Entries taken from a collection
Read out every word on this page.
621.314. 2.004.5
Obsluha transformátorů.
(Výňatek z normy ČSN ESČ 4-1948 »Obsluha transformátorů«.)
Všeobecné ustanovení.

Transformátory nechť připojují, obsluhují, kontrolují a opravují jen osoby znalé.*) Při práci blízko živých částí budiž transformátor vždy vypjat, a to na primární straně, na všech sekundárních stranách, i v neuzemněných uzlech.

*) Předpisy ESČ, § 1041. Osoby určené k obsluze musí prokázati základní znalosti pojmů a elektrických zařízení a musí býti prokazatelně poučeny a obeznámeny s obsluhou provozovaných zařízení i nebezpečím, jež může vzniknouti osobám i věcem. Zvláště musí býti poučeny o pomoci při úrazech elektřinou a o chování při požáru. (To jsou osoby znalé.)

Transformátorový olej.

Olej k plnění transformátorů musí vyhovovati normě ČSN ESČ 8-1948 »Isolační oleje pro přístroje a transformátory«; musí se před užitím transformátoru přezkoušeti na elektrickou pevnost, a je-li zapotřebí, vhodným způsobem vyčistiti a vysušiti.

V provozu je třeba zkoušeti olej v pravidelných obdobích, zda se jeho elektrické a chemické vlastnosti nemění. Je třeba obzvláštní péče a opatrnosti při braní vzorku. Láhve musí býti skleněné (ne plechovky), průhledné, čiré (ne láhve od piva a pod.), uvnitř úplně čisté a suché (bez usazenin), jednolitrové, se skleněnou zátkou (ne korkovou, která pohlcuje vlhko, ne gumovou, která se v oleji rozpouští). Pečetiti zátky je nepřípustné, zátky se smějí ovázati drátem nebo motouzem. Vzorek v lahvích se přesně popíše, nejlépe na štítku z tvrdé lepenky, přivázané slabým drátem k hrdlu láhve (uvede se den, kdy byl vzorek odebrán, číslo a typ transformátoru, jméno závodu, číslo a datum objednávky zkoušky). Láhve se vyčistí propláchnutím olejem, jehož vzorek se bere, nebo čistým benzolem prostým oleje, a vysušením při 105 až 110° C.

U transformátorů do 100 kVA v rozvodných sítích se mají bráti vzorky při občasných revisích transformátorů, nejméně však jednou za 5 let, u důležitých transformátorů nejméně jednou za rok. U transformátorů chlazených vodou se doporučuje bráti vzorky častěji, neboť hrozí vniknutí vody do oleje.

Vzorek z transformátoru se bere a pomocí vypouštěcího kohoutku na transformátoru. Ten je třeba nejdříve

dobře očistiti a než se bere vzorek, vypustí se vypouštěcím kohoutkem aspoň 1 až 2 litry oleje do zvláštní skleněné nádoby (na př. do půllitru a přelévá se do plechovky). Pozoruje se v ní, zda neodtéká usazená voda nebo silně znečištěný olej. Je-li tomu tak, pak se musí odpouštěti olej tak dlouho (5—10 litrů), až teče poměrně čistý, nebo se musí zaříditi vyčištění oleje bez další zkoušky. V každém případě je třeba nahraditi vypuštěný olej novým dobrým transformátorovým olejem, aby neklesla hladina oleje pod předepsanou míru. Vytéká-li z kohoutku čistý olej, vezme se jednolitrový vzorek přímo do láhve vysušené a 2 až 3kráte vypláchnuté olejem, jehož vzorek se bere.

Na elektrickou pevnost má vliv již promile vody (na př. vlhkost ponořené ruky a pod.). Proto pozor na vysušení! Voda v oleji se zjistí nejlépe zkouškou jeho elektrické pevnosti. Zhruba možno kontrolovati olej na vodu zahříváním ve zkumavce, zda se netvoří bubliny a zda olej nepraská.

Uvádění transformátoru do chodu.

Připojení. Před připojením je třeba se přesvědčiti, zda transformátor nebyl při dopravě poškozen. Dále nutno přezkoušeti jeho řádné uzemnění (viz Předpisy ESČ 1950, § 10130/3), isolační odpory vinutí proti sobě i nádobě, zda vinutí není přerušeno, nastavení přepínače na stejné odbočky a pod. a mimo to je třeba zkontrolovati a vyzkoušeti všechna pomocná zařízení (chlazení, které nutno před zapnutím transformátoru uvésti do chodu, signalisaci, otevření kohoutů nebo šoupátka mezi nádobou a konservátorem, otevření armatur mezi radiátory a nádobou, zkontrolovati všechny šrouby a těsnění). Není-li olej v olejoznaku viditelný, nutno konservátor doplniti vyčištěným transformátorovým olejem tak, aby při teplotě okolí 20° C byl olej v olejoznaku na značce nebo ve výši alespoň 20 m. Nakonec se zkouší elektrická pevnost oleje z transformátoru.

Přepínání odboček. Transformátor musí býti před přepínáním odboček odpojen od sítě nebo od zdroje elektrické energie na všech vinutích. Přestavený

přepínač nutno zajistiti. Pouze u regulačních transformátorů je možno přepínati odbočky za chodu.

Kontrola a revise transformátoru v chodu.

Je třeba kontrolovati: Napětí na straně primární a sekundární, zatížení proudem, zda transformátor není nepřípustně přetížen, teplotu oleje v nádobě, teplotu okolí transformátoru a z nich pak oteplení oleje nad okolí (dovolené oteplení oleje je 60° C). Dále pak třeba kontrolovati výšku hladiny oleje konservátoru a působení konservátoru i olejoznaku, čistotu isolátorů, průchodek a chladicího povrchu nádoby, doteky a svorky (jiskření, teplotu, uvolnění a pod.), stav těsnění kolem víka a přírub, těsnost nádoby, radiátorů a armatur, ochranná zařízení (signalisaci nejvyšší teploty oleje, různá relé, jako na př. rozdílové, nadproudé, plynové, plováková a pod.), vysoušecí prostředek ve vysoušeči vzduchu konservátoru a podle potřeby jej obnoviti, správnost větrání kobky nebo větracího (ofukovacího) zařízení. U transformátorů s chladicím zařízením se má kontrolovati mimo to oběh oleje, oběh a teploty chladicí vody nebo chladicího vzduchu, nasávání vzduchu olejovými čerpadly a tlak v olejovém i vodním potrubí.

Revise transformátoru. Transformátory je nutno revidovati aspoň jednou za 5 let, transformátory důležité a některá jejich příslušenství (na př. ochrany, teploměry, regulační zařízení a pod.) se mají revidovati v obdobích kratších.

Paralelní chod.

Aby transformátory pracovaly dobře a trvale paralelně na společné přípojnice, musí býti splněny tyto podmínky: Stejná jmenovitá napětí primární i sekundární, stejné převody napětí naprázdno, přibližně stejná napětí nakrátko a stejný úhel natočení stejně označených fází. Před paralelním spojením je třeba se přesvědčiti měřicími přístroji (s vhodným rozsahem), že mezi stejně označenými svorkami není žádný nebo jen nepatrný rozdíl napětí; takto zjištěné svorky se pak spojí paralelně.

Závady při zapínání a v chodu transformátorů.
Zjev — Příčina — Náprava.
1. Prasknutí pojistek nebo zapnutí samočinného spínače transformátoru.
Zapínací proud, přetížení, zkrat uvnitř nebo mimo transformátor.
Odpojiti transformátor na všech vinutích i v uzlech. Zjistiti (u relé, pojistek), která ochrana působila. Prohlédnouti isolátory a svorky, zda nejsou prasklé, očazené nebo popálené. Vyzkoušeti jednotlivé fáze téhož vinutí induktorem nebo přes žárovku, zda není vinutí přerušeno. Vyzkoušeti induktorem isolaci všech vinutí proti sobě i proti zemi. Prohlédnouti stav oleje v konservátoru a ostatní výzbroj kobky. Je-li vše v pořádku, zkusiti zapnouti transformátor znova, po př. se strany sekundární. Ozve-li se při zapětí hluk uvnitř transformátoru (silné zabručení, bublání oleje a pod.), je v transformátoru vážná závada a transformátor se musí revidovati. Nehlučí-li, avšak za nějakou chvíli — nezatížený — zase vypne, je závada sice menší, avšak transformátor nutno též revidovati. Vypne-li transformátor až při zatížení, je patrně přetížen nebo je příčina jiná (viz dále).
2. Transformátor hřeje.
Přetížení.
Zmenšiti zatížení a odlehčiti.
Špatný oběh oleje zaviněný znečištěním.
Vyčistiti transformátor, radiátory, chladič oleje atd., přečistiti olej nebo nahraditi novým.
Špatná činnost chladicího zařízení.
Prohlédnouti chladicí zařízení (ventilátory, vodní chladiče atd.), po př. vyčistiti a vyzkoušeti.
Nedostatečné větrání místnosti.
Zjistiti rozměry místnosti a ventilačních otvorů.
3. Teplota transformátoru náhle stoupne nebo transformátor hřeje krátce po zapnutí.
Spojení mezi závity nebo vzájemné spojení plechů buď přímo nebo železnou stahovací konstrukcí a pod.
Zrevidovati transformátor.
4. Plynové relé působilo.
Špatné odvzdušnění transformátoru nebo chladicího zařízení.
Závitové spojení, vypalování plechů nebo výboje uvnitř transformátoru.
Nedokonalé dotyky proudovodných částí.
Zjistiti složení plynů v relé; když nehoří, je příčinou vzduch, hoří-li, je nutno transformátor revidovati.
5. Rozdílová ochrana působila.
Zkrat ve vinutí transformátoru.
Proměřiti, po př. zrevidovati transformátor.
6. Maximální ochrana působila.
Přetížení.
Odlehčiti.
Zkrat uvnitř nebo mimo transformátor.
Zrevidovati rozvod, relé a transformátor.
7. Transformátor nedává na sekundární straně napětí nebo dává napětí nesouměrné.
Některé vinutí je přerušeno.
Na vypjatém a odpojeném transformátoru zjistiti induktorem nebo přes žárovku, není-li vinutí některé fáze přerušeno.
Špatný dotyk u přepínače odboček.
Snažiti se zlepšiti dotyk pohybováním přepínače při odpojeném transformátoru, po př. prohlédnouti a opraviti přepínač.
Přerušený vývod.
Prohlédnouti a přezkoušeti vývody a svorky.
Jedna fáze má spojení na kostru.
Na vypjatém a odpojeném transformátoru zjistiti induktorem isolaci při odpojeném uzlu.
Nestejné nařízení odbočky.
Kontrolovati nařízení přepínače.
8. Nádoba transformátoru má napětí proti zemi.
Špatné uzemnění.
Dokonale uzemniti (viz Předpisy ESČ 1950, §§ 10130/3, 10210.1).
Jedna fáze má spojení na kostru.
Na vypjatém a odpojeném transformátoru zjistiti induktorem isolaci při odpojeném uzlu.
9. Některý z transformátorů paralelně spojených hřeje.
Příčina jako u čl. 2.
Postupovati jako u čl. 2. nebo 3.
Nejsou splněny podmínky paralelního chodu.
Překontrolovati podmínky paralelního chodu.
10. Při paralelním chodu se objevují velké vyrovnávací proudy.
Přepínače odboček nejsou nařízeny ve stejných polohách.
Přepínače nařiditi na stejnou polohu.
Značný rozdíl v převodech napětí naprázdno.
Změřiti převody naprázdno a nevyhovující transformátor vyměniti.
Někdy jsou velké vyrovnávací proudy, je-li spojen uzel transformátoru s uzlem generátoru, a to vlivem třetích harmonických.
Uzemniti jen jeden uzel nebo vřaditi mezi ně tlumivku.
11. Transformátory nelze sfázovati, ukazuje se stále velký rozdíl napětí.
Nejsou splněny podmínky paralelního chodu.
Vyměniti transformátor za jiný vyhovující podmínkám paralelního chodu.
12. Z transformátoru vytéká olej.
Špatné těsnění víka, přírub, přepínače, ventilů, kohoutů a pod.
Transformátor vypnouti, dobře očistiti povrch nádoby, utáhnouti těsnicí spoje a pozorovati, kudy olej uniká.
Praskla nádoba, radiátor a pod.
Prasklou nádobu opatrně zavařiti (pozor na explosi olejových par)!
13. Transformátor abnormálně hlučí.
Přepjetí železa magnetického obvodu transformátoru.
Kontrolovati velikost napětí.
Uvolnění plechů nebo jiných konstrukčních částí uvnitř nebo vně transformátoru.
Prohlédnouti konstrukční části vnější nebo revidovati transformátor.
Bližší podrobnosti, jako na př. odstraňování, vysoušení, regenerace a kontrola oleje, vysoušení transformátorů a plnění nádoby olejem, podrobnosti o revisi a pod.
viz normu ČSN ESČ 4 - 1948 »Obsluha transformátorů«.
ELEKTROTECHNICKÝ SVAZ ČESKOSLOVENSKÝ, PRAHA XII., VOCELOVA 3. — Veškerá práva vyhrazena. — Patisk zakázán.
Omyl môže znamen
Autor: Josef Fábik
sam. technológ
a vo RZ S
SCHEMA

> DIRECTION: Locate the word "proudy" in the data above. Copy every line carrying it.

> OUTPUT OF THE EXERCISE:
10. Při paralelním chodu se objevují velké vyrovnávací proudy.
Někdy jsou velké vyrovnávací proudy, je-li spojen uzel transformátoru s uzlem generátoru, a to vlivem třetích harmonických.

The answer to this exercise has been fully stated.